→ Data to process:
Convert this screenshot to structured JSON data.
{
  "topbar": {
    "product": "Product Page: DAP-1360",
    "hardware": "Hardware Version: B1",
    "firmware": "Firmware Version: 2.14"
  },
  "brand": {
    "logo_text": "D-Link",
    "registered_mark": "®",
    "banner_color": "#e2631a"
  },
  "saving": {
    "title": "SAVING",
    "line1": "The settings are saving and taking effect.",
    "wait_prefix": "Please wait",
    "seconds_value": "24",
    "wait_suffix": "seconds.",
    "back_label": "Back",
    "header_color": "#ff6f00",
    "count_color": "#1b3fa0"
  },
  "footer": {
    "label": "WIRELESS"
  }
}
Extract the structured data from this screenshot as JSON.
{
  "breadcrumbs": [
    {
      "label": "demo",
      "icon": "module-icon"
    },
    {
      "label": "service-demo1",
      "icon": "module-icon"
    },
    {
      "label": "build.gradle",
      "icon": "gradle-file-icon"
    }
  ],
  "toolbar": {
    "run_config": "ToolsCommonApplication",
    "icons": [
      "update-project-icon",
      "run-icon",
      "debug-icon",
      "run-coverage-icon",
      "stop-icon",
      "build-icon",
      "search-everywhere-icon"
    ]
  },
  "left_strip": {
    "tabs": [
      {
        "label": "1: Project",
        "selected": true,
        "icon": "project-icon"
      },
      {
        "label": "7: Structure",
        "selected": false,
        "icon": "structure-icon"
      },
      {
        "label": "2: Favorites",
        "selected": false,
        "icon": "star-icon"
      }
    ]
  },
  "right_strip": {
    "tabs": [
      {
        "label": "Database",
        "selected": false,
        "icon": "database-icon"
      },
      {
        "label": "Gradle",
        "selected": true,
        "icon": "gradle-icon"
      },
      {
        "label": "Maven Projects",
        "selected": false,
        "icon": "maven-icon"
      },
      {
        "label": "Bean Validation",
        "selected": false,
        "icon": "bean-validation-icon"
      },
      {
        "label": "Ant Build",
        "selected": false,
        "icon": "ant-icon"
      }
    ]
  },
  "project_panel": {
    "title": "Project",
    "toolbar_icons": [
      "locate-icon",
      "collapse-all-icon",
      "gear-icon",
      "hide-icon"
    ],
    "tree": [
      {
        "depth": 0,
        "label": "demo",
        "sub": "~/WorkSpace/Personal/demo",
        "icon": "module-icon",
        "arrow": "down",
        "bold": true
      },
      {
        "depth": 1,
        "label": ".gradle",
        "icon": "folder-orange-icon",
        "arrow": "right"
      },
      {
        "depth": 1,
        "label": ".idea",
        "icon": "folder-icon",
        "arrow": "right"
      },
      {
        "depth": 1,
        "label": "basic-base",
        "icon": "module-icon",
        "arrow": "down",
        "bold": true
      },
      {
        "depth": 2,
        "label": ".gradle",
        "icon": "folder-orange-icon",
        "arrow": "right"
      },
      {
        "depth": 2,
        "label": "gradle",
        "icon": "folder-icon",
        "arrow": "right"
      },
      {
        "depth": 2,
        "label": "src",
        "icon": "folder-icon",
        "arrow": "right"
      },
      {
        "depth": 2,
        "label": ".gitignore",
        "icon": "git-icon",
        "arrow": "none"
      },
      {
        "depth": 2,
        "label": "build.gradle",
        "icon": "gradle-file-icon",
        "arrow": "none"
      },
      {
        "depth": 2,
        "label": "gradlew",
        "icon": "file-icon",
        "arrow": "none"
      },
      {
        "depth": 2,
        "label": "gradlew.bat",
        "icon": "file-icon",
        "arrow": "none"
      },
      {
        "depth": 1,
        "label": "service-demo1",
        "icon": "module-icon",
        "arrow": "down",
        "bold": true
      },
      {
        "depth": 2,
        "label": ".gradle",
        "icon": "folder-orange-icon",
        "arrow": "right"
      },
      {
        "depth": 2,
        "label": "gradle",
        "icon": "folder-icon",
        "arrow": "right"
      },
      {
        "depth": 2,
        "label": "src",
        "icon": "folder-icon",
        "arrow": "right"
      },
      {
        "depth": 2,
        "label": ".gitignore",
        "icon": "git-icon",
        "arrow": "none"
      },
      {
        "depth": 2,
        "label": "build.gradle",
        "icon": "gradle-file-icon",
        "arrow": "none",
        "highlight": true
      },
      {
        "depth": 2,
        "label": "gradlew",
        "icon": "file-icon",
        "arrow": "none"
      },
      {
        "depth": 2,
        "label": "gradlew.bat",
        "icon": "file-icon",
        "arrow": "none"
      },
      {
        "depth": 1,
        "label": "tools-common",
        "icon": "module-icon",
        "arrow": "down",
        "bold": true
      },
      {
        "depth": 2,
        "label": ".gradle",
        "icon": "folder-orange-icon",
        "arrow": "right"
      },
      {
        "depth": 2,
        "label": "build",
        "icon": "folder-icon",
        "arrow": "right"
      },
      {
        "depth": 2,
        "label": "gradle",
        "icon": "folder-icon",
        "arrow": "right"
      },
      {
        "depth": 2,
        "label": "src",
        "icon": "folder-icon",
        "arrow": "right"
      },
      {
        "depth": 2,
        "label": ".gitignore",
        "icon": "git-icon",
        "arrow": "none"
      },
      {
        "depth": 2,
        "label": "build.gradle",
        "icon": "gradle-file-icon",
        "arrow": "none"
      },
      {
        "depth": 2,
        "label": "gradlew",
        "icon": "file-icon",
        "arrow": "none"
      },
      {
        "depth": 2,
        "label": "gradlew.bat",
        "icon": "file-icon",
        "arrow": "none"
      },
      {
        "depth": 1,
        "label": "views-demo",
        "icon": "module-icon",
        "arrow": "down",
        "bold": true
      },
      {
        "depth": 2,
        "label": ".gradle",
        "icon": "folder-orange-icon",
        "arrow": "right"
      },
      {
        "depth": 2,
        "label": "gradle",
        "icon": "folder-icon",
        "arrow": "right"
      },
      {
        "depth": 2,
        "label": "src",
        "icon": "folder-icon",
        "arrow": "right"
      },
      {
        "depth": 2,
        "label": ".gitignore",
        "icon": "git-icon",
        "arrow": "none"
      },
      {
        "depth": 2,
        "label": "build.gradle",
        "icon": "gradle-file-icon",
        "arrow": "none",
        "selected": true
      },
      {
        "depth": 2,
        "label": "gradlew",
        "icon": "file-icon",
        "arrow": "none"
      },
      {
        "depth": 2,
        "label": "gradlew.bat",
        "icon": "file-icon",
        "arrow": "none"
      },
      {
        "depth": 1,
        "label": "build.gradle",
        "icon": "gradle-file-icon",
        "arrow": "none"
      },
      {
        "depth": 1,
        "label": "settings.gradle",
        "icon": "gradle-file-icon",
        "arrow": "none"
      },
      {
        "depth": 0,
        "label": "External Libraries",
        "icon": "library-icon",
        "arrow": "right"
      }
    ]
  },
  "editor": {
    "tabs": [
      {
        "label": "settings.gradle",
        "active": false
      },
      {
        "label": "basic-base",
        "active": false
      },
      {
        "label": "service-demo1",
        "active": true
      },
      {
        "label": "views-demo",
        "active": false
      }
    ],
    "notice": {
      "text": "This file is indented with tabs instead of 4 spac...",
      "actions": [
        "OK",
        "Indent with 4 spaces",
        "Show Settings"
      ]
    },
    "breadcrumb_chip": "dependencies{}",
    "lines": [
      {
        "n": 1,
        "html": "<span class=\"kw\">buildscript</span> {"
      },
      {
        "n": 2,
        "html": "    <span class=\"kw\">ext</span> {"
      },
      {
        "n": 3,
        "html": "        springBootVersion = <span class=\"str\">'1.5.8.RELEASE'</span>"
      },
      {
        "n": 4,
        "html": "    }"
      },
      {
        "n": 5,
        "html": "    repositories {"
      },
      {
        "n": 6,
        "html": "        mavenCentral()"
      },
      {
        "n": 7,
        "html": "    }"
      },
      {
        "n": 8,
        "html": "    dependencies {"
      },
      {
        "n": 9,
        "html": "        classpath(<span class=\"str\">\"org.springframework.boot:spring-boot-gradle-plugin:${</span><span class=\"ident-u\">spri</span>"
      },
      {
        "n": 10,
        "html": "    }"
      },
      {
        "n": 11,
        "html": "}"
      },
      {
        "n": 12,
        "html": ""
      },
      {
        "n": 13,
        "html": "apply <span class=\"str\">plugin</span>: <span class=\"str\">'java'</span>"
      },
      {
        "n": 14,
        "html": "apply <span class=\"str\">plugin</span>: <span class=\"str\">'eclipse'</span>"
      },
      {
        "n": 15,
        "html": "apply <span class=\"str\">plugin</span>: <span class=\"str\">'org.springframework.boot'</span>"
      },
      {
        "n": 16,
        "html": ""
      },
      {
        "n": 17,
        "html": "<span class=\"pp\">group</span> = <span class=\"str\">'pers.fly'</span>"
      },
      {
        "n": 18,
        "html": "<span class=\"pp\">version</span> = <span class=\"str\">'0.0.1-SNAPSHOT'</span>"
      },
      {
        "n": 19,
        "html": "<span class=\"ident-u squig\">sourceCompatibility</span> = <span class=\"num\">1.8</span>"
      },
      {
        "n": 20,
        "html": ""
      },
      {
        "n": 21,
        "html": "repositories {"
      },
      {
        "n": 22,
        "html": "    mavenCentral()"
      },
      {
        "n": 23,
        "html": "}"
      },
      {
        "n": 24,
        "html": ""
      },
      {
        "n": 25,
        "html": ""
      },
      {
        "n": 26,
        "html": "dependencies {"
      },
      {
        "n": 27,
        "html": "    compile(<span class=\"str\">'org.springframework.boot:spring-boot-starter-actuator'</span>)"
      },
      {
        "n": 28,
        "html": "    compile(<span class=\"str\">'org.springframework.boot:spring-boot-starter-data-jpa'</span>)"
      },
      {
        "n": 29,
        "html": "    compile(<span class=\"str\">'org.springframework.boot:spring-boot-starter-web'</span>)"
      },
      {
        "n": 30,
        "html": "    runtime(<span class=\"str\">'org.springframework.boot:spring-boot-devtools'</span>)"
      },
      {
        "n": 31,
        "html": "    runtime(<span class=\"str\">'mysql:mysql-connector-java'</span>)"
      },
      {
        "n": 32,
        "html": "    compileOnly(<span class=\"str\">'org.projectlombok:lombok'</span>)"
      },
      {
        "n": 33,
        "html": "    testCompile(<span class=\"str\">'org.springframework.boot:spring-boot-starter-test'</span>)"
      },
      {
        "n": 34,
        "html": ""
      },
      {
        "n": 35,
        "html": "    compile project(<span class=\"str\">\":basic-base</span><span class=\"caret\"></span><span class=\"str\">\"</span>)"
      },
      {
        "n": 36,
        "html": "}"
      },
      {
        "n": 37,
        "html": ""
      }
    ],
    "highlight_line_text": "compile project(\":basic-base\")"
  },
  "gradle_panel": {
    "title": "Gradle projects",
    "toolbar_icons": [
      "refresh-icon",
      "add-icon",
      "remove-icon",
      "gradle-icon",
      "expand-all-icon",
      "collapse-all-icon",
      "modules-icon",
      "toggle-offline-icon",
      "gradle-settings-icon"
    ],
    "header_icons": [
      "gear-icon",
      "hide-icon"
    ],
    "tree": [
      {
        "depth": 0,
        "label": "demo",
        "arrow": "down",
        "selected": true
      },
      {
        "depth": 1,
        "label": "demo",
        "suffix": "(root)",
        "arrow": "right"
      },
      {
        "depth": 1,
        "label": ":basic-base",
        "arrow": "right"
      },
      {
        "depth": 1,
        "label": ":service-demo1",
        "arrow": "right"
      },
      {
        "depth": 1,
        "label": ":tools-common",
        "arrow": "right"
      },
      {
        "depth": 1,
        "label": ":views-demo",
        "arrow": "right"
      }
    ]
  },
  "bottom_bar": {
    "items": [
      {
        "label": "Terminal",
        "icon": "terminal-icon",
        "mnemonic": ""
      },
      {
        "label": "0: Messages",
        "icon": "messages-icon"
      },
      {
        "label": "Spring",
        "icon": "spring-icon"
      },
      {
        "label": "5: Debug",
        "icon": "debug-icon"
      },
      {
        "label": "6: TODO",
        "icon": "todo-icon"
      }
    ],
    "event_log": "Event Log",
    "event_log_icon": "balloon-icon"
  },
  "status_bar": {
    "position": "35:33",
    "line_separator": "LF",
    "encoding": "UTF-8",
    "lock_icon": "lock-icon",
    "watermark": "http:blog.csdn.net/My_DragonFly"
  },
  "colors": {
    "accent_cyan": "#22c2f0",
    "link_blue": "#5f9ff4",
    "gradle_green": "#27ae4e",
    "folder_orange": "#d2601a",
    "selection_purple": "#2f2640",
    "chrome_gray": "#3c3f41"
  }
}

→ The request: Check each line of the records above for "repositories", and copy those that have it.

→ Answer for this exercise:
        "html": "    repositories {"
        "html": "repositories {"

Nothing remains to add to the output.